Copy the data below verbatim, from the line containing "Output each element" through the line containing "transform-taper-icon[interactable]: ⤶ [87,277,102,290]", inclusive.

- **EXERCISE MATERIAL**:
--------------------

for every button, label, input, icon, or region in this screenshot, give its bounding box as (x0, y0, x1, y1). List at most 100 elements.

--------------------

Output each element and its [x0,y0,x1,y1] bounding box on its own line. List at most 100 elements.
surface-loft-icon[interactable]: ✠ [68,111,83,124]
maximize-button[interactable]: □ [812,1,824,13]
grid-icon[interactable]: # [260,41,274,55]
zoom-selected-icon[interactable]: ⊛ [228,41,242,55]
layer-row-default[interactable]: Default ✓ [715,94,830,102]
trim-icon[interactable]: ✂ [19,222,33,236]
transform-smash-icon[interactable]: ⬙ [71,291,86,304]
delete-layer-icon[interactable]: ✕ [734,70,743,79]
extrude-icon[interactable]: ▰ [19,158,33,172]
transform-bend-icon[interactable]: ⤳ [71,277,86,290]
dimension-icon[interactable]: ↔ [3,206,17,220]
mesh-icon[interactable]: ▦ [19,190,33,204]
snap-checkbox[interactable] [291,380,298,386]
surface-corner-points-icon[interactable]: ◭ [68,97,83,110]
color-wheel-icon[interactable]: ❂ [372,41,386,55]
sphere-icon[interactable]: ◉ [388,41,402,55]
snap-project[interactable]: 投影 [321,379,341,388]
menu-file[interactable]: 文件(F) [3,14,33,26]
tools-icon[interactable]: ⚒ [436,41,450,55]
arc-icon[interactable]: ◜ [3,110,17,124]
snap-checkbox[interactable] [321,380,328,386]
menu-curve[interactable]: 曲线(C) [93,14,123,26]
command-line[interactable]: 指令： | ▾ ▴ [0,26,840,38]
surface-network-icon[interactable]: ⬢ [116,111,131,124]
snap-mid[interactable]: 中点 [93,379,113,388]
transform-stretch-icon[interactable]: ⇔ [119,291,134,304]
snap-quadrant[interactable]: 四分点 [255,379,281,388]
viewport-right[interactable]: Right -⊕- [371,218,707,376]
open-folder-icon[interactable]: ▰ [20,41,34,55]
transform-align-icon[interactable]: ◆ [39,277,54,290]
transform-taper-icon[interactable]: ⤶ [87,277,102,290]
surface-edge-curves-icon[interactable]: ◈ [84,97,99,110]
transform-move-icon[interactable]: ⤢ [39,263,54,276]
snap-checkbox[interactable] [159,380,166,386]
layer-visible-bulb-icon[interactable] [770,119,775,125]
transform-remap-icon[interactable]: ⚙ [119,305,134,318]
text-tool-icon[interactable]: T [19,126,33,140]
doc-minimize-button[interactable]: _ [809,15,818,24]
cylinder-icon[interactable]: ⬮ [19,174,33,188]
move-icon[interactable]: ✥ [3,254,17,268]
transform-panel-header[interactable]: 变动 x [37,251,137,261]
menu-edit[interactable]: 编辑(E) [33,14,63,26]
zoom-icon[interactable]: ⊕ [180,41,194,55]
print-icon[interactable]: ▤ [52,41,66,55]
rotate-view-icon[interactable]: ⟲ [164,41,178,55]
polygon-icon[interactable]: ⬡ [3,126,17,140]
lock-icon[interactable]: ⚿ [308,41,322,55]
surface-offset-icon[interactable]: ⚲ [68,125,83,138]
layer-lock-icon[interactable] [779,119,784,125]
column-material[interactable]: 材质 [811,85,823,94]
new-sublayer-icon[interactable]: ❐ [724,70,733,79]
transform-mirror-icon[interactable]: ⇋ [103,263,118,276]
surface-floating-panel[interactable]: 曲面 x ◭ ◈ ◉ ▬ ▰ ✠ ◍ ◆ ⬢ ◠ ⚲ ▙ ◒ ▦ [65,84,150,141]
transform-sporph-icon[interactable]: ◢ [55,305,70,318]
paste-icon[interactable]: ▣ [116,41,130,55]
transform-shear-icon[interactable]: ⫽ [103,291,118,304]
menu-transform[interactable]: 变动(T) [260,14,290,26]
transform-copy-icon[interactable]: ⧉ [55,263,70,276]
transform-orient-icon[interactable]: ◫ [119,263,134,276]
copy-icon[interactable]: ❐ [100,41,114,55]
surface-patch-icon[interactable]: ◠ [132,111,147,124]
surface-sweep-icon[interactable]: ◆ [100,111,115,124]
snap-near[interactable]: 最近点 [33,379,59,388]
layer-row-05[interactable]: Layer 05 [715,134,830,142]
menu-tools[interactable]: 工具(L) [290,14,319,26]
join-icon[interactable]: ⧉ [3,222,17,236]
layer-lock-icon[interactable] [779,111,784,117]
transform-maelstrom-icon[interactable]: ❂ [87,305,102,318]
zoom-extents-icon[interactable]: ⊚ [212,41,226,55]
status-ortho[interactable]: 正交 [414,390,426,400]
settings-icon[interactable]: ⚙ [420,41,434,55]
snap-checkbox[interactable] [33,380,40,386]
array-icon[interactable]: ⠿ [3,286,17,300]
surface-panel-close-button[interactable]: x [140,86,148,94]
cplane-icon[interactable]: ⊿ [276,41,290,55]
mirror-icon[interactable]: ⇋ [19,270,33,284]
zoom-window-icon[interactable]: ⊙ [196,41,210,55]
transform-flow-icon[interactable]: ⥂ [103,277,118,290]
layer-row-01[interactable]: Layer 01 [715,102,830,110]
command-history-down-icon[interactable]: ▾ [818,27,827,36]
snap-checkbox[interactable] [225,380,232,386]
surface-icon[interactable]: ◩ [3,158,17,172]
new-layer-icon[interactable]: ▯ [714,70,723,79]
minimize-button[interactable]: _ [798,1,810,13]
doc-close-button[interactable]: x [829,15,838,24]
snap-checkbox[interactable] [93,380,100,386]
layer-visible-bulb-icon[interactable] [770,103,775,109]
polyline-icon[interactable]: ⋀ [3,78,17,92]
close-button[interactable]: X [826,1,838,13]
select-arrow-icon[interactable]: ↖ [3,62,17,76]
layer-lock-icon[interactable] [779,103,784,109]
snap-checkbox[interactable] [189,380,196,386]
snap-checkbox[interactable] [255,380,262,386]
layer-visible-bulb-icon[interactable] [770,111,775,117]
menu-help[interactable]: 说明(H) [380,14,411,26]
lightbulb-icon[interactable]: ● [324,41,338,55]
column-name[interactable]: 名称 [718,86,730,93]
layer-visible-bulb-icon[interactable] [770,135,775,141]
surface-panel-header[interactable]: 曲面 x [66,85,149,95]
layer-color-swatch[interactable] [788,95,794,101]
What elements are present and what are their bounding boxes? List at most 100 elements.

--------------------

- **RESPONSE TO THIS EXERCISE**:
Output each element and its [x0,y0,x1,y1] bounding box on its own line. List at most 100 elements.
surface-loft-icon[interactable]: ✠ [68,111,83,124]
maximize-button[interactable]: □ [812,1,824,13]
grid-icon[interactable]: # [260,41,274,55]
zoom-selected-icon[interactable]: ⊛ [228,41,242,55]
layer-row-default[interactable]: Default ✓ [715,94,830,102]
trim-icon[interactable]: ✂ [19,222,33,236]
transform-smash-icon[interactable]: ⬙ [71,291,86,304]
delete-layer-icon[interactable]: ✕ [734,70,743,79]
extrude-icon[interactable]: ▰ [19,158,33,172]
transform-bend-icon[interactable]: ⤳ [71,277,86,290]
dimension-icon[interactable]: ↔ [3,206,17,220]
mesh-icon[interactable]: ▦ [19,190,33,204]
snap-checkbox[interactable] [291,380,298,386]
surface-corner-points-icon[interactable]: ◭ [68,97,83,110]
color-wheel-icon[interactable]: ❂ [372,41,386,55]
sphere-icon[interactable]: ◉ [388,41,402,55]
snap-project[interactable]: 投影 [321,379,341,388]
menu-file[interactable]: 文件(F) [3,14,33,26]
tools-icon[interactable]: ⚒ [436,41,450,55]
arc-icon[interactable]: ◜ [3,110,17,124]
snap-checkbox[interactable] [321,380,328,386]
menu-curve[interactable]: 曲线(C) [93,14,123,26]
command-line[interactable]: 指令： | ▾ ▴ [0,26,840,38]
surface-network-icon[interactable]: ⬢ [116,111,131,124]
snap-mid[interactable]: 中点 [93,379,113,388]
transform-stretch-icon[interactable]: ⇔ [119,291,134,304]
snap-quadrant[interactable]: 四分点 [255,379,281,388]
viewport-right[interactable]: Right -⊕- [371,218,707,376]
open-folder-icon[interactable]: ▰ [20,41,34,55]
transform-align-icon[interactable]: ◆ [39,277,54,290]
transform-taper-icon[interactable]: ⤶ [87,277,102,290]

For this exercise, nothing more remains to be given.